%%
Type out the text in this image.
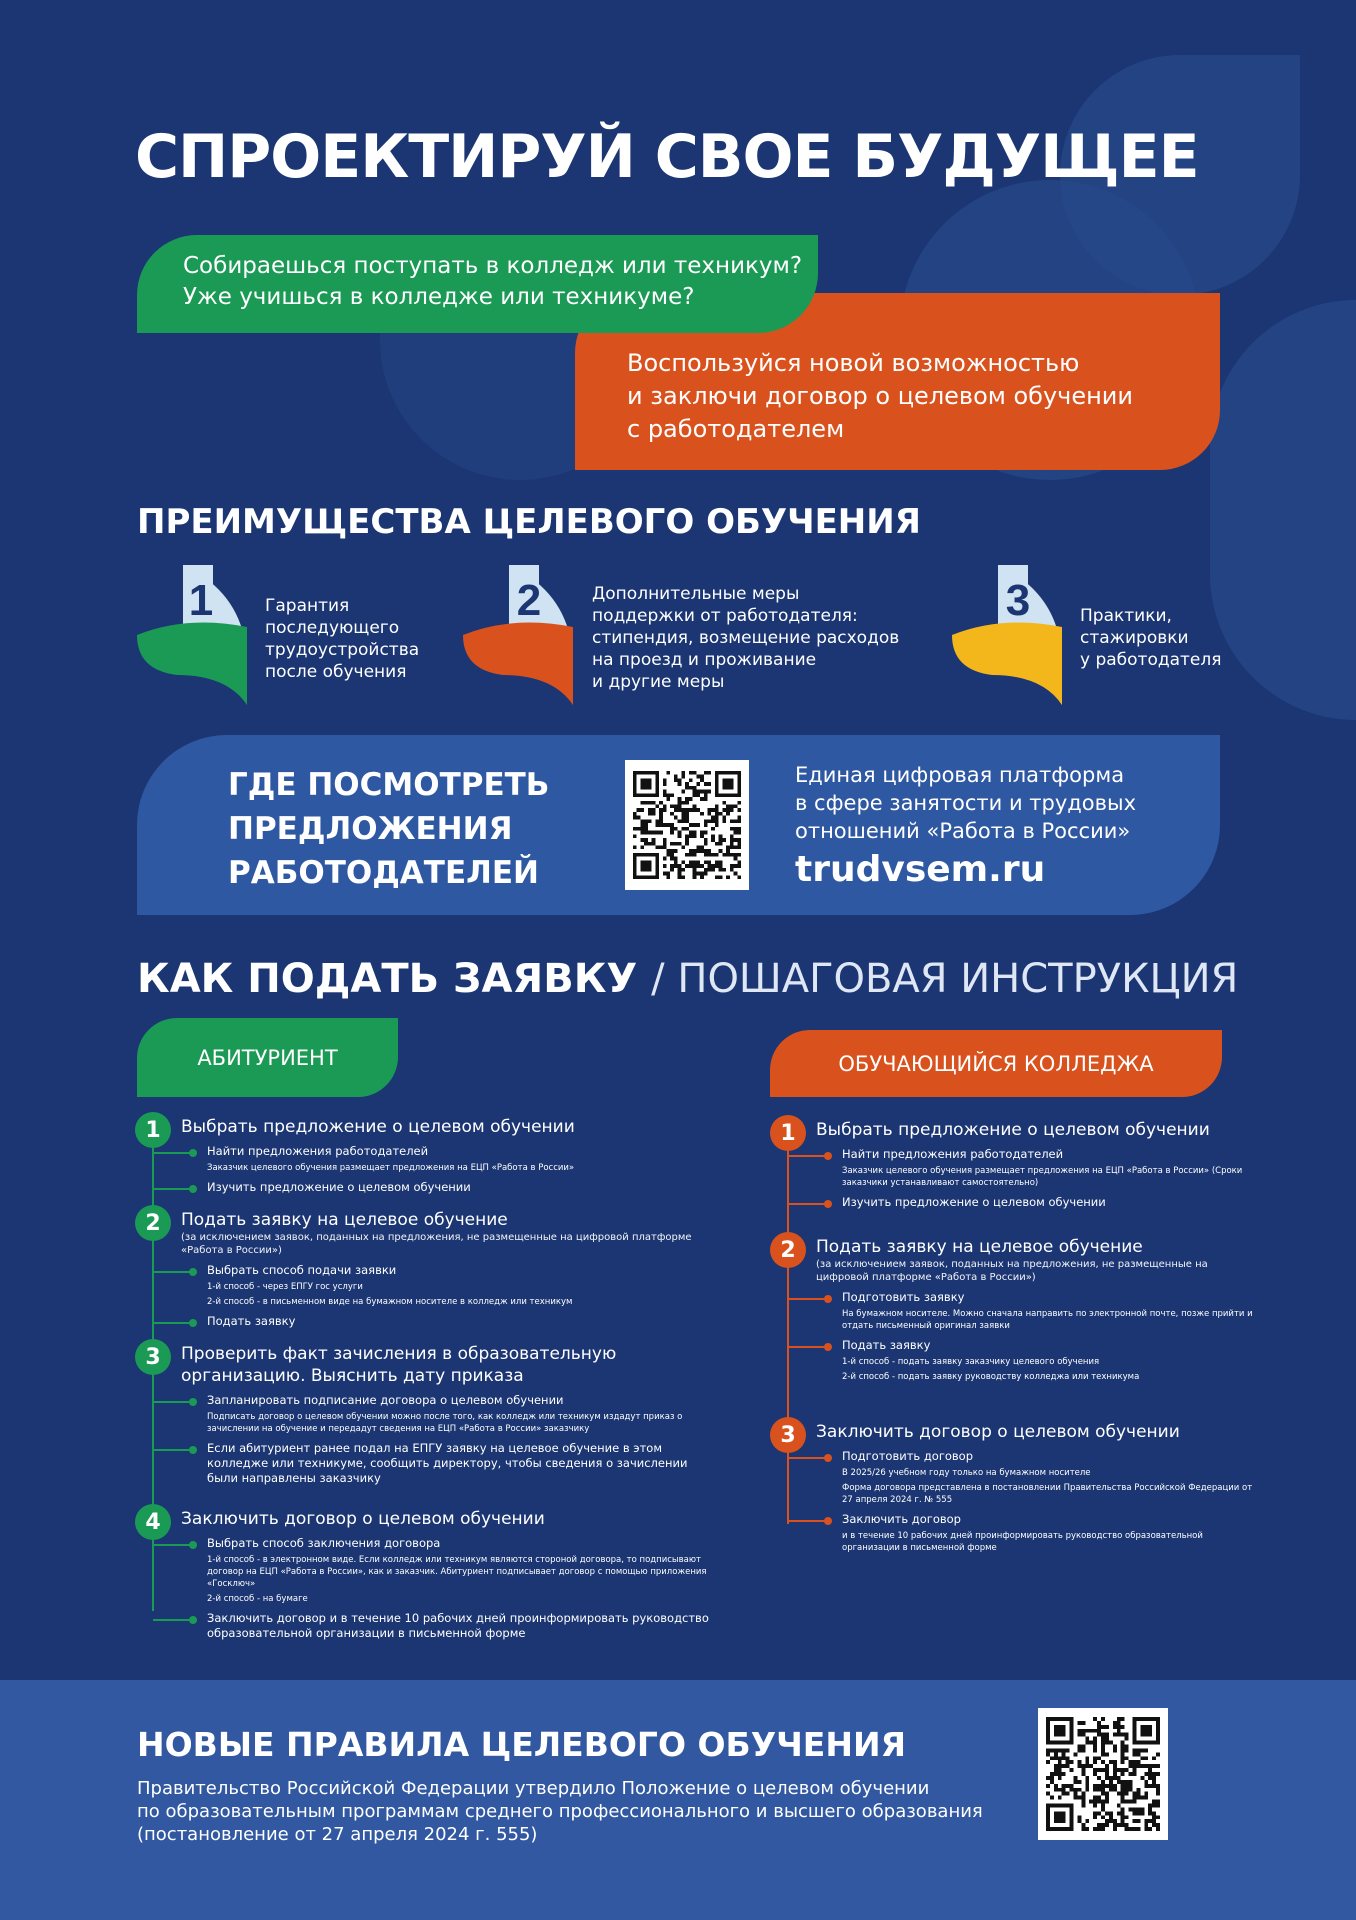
СПРОЕКТИРУЙ СВОЕ БУДУЩЕЕ

Воспользуйся новой возможностью

и заключи договор о целевом обучении

с работодателем

Собираешься поступать в колледж или техникум?

Уже учишься в колледже или техникуме?

ПРЕИМУЩЕСТВА ЦЕЛЕВОГО ОБУЧЕНИЯ
1	Гарантия
последующего
трудоустройства
после обучения
2	Дополнительные меры
поддержки от работодателя:
стипендия, возмещение расходов
на проезд и проживание
и другие меры
3	Практики,
стажировки
у работодателя
ГДЕ ПОСМОТРЕТЬ
ПРЕДЛОЖЕНИЯ
РАБОТОДАТЕЛЕЙ
Единая цифровая платформа
в сфере занятости и трудовых
отношений «Работа в России»
trudvsem.ru
КАК ПОДАТЬ ЗАЯВКУ / ПОШАГОВАЯ ИНСТРУКЦИЯ
АБИТУРИЕНТ	ОБУЧАЮЩИЙСЯ КОЛЛЕДЖА
1	Выбрать предложение о целевом обучении
Найти предложения работодателей
Заказчик целевого обучения размещает предложения на ЕЦП «Работа в России»
Изучить предложение о целевом обучении
2	Подать заявку на целевое обучение
(за исключением заявок, поданных на предложения, не размещенные на цифровой платформе «Работа в России»)
Выбрать способ подачи заявки
1-й способ - через ЕПГУ гос услуги
2-й способ - в письменном виде на бумажном носителе в колледж или техникум
Подать заявку
3	Проверить факт зачисления в образовательную организацию. Выяснить дату приказа
Запланировать подписание договора о целевом обучении
Подписать договор о целевом обучении можно после того, как колледж или техникум издадут приказ о зачислении на обучение и передадут сведения на ЕЦП «Работа в России» заказчику
Если абитуриент ранее подал на ЕПГУ заявку на целевое обучение в этом колледже или техникуме, сообщить директору, чтобы сведения о зачислении были направлены заказчику
4	Заключить договор о целевом обучении
Выбрать способ заключения договора
1-й способ - в электронном виде. Если колледж или техникум являются стороной договора, то подписывают договор на ЕЦП «Работа в России», как и заказчик. Абитуриент подписывает договор с помощью приложения «Госключ»
2-й способ - на бумаге
Заключить договор и в течение 10 рабочих дней проинформировать руководство образовательной организации в письменной форме
1	Выбрать предложение о целевом обучении
Найти предложения работодателей
Заказчик целевого обучения размещает предложения на ЕЦП «Работа в России» (Сроки заказчики устанавливают самостоятельно)
Изучить предложение о целевом обучении
2	Подать заявку на целевое обучение
(за исключением заявок, поданных на предложения, не размещенные на цифровой платформе «Работа в России»)
Подготовить заявку
На бумажном носителе. Можно сначала направить по электронной почте, позже прийти и отдать письменный оригинал заявки
Подать заявку
1-й способ - подать заявку заказчику целевого обучения
2-й способ - подать заявку руководству колледжа или техникума
3	Заключить договор о целевом обучении
Подготовить договор
В 2025/26 учебном году только на бумажном носителе
Форма договора представлена в постановлении Правительства Российской Федерации от 27 апреля 2024 г. № 555
Заключить договор
и в течение 10 рабочих дней проинформировать руководство образовательной организации в письменной форме
НОВЫЕ ПРАВИЛА ЦЕЛЕВОГО ОБУЧЕНИЯ
Правительство Российской Федерации утвердило Положение о целевом обучении
по образовательным программам среднего профессионального и высшего образования
(постановление от 27 апреля 2024 г. 555)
%%
_Given task:_ Copy the lines from the entries above in which the word "образовательной" appears.

_Solution below:_
Заключить договор и в течение 10 рабочих дней проинформировать руководство образовательной организации в письменной форме
и в течение 10 рабочих дней проинформировать руководство образовательной организации в письменной форме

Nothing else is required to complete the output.